**EXERCISE DIRECTIONS:**
Could you transcribe the material below exactly, without leaving out a single line?

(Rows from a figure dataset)
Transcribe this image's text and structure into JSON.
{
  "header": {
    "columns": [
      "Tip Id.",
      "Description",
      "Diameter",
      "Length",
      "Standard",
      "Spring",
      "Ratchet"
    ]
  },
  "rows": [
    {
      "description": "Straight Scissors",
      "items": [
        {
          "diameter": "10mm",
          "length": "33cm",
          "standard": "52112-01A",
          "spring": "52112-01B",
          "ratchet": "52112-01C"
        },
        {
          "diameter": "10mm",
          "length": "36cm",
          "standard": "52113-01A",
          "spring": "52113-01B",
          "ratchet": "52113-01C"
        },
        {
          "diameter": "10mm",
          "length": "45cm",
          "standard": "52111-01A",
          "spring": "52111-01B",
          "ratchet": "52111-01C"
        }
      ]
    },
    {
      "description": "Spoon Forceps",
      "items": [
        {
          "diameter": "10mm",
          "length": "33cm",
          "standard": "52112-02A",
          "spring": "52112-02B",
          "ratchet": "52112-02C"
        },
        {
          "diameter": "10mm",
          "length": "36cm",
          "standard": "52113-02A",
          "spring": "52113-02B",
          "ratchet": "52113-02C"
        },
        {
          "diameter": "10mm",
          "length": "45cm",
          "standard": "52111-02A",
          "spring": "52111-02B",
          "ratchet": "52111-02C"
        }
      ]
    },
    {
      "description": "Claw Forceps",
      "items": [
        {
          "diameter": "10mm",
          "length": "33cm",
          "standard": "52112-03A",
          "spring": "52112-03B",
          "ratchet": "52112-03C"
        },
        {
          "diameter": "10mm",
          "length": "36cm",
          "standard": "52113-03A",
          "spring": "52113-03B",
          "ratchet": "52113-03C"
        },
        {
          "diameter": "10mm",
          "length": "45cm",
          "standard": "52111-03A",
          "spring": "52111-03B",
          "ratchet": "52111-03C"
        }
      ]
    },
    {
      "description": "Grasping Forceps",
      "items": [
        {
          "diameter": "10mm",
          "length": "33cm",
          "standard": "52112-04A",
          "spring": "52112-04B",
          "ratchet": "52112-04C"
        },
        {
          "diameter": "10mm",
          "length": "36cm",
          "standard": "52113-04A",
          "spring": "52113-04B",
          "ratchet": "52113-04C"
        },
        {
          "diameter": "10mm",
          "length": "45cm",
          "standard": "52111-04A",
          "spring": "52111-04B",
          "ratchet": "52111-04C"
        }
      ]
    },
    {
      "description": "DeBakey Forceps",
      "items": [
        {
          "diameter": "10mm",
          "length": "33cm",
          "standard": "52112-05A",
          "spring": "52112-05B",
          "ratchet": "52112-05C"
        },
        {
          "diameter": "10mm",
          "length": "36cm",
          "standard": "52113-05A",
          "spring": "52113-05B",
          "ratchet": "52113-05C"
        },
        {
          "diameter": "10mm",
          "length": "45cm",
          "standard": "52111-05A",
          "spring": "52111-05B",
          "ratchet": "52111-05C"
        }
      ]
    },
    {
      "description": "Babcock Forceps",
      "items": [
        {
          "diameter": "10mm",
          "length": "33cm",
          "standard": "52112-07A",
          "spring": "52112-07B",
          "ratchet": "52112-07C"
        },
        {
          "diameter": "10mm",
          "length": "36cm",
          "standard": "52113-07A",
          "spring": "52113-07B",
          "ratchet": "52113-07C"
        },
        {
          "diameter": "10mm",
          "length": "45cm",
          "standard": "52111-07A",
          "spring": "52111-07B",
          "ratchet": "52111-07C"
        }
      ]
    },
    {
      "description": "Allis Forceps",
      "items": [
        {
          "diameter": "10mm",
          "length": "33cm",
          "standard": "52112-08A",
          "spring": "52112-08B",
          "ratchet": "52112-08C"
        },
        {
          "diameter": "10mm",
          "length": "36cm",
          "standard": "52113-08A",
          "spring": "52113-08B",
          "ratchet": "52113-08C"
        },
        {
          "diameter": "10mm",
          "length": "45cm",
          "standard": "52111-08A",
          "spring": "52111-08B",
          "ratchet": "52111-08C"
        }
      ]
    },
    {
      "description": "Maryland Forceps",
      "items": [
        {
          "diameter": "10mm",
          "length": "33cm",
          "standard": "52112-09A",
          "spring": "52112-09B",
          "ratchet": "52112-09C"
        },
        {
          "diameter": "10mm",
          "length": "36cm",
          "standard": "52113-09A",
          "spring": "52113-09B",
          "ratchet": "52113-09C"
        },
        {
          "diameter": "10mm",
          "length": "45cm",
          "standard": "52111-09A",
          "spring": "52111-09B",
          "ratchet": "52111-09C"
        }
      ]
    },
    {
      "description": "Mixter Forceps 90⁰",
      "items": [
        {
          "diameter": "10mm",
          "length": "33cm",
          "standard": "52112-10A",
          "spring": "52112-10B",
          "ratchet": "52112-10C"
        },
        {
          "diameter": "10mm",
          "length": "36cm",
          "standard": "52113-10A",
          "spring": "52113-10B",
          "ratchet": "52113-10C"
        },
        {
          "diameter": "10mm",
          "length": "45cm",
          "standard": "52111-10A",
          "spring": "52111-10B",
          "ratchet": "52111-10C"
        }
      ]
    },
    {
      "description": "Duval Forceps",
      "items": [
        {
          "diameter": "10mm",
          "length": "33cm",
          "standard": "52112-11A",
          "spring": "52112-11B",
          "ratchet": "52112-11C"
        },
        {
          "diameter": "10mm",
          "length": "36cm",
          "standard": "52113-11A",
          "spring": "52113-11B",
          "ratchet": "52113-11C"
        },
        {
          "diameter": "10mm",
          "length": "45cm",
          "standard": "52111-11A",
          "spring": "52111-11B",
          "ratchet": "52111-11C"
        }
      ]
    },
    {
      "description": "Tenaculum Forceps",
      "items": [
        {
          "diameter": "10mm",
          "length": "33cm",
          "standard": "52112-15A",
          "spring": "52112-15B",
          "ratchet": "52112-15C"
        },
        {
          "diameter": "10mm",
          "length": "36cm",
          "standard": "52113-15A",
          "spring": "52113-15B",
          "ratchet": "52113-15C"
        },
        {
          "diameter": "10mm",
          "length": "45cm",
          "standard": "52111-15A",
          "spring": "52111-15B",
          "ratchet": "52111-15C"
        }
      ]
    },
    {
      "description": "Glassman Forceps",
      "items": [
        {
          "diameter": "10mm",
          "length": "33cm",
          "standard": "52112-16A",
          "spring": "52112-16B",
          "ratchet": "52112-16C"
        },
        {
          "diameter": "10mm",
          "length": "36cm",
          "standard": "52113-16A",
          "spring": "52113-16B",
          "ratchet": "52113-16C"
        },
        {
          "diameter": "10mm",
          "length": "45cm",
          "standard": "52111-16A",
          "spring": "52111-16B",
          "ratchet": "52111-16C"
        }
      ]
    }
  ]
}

**WORKED ANSWER:**
Transcribe this image's text and structure into JSON.
{
  "header": {
    "columns": [
      "Tip Id.",
      "Description",
      "Diameter",
      "Length",
      "Standard",
      "Spring",
      "Ratchet"
    ]
  },
  "rows": [
    {
      "description": "Straight Scissors",
      "items": [
        {
          "diameter": "10mm",
          "length": "33cm",
          "standard": "52112-01A",
          "spring": "52112-01B",
          "ratchet": "52112-01C"
        },
        {
          "diameter": "10mm",
          "length": "36cm",
          "standard": "52113-01A",
          "spring": "52113-01B",
          "ratchet": "52113-01C"
        },
        {
          "diameter": "10mm",
          "length": "45cm",
          "standard": "52111-01A",
          "spring": "52111-01B",
          "ratchet": "52111-01C"
        }
      ]
    },
    {
      "description": "Spoon Forceps",
      "items": [
        {
          "diameter": "10mm",
          "length": "33cm",
          "standard": "52112-02A",
          "spring": "52112-02B",
          "ratchet": "52112-02C"
        },
        {
          "diameter": "10mm",
          "length": "36cm",
          "standard": "52113-02A",
          "spring": "52113-02B",
          "ratchet": "52113-02C"
        },
        {
          "diameter": "10mm",
          "length": "45cm",
          "standard": "52111-02A",
          "spring": "52111-02B",
          "ratchet": "52111-02C"
        }
      ]
    },
    {
      "description": "Claw Forceps",
      "items": [
        {
          "diameter": "10mm",
          "length": "33cm",
          "standard": "52112-03A",
          "spring": "52112-03B",
          "ratchet": "52112-03C"
        },
        {
          "diameter": "10mm",
          "length": "36cm",
          "standard": "52113-03A",
          "spring": "52113-03B",
          "ratchet": "52113-03C"
        },
        {
          "diameter": "10mm",
          "length": "45cm",
          "standard": "52111-03A",
          "spring": "52111-03B",
          "ratchet": "52111-03C"
        }
      ]
    },
    {
      "description": "Grasping Forceps",
      "items": [
        {
          "diameter": "10mm",
          "length": "33cm",
          "standard": "52112-04A",
          "spring": "52112-04B",
          "ratchet": "52112-04C"
        },
        {
          "diameter": "10mm",
          "length": "36cm",
          "standard": "52113-04A",
          "spring": "52113-04B",
          "ratchet": "52113-04C"
        },
        {
          "diameter": "10mm",
          "length": "45cm",
          "standard": "52111-04A",
          "spring": "52111-04B",
          "ratchet": "52111-04C"
        }
      ]
    },
    {
      "description": "DeBakey Forceps",
      "items": [
        {
          "diameter": "10mm",
          "length": "33cm",
          "standard": "52112-05A",
          "spring": "52112-05B",
          "ratchet": "52112-05C"
        },
        {
          "diameter": "10mm",
          "length": "36cm",
          "standard": "52113-05A",
          "spring": "52113-05B",
          "ratchet": "52113-05C"
        },
        {
          "diameter": "10mm",
          "length": "45cm",
          "standard": "52111-05A",
          "spring": "52111-05B",
          "ratchet": "52111-05C"
        }
      ]
    },
    {
      "description": "Babcock Forceps",
      "items": [
        {
          "diameter": "10mm",
          "length": "33cm",
          "standard": "52112-07A",
          "spring": "52112-07B",
          "ratchet": "52112-07C"
        },
        {
          "diameter": "10mm",
          "length": "36cm",
          "standard": "52113-07A",
          "spring": "52113-07B",
          "ratchet": "52113-07C"
        },
        {
          "diameter": "10mm",
          "length": "45cm",
          "standard": "52111-07A",
          "spring": "52111-07B",
          "ratchet": "52111-07C"
        }
      ]
    },
    {
      "description": "Allis Forceps",
      "items": [
        {
          "diameter": "10mm",
          "length": "33cm",
          "standard": "52112-08A",
          "spring": "52112-08B",
          "ratchet": "52112-08C"
        },
        {
          "diameter": "10mm",
          "length": "36cm",
          "standard": "52113-08A",
          "spring": "52113-08B",
          "ratchet": "52113-08C"
        },
        {
          "diameter": "10mm",
          "length": "45cm",
          "standard": "52111-08A",
          "spring": "52111-08B",
          "ratchet": "52111-08C"
        }
      ]
    },
    {
      "description": "Maryland Forceps",
      "items": [
        {
          "diameter": "10mm",
          "length": "33cm",
          "standard": "52112-09A",
          "spring": "52112-09B",
          "ratchet": "52112-09C"
        },
        {
          "diameter": "10mm",
          "length": "36cm",
          "standard": "52113-09A",
          "spring": "52113-09B",
          "ratchet": "52113-09C"
        },
        {
          "diameter": "10mm",
          "length": "45cm",
          "standard": "52111-09A",
          "spring": "52111-09B",
          "ratchet": "52111-09C"
        }
      ]
    },
    {
      "description": "Mixter Forceps 90⁰",
      "items": [
        {
          "diameter": "10mm",
          "length": "33cm",
          "standard": "52112-10A",
          "spring": "52112-10B",
          "ratchet": "52112-10C"
        },
        {
          "diameter": "10mm",
          "length": "36cm",
          "standard": "52113-10A",
          "spring": "52113-10B",
          "ratchet": "52113-10C"
        },
        {
          "diameter": "10mm",
          "length": "45cm",
          "standard": "52111-10A",
          "spring": "52111-10B",
          "ratchet": "52111-10C"
        }
      ]
    },
    {
      "description": "Duval Forceps",
      "items": [
        {
          "diameter": "10mm",
          "length": "33cm",
          "standard": "52112-11A",
          "spring": "52112-11B",
          "ratchet": "52112-11C"
        },
        {
          "diameter": "10mm",
          "length": "36cm",
          "standard": "52113-11A",
          "spring": "52113-11B",
          "ratchet": "52113-11C"
        },
        {
          "diameter": "10mm",
          "length": "45cm",
          "standard": "52111-11A",
          "spring": "52111-11B",
          "ratchet": "52111-11C"
        }
      ]
    },
    {
      "description": "Tenaculum Forceps",
      "items": [
        {
          "diameter": "10mm",
          "length": "33cm",
          "standard": "52112-15A",
          "spring": "52112-15B",
          "ratchet": "52112-15C"
        },
        {
          "diameter": "10mm",
          "length": "36cm",
          "standard": "52113-15A",
          "spring": "52113-15B",
          "ratchet": "52113-15C"
        },
        {
          "diameter": "10mm",
          "length": "45cm",
          "standard": "52111-15A",
          "spring": "52111-15B",
          "ratchet": "52111-15C"
        }
      ]
    },
    {
      "description": "Glassman Forceps",
      "items": [
        {
          "diameter": "10mm",
          "length": "33cm",
          "standard": "52112-16A",
          "spring": "52112-16B",
          "ratchet": "52112-16C"
        },
        {
          "diameter": "10mm",
          "length": "36cm",
          "standard": "52113-16A",
          "spring": "52113-16B",
          "ratchet": "52113-16C"
        },
        {
          "diameter": "10mm",
          "length": "45cm",
          "standard": "52111-16A",
          "spring": "52111-16B",
          "ratchet": "52111-16C"
        }
      ]
    }
  ]
}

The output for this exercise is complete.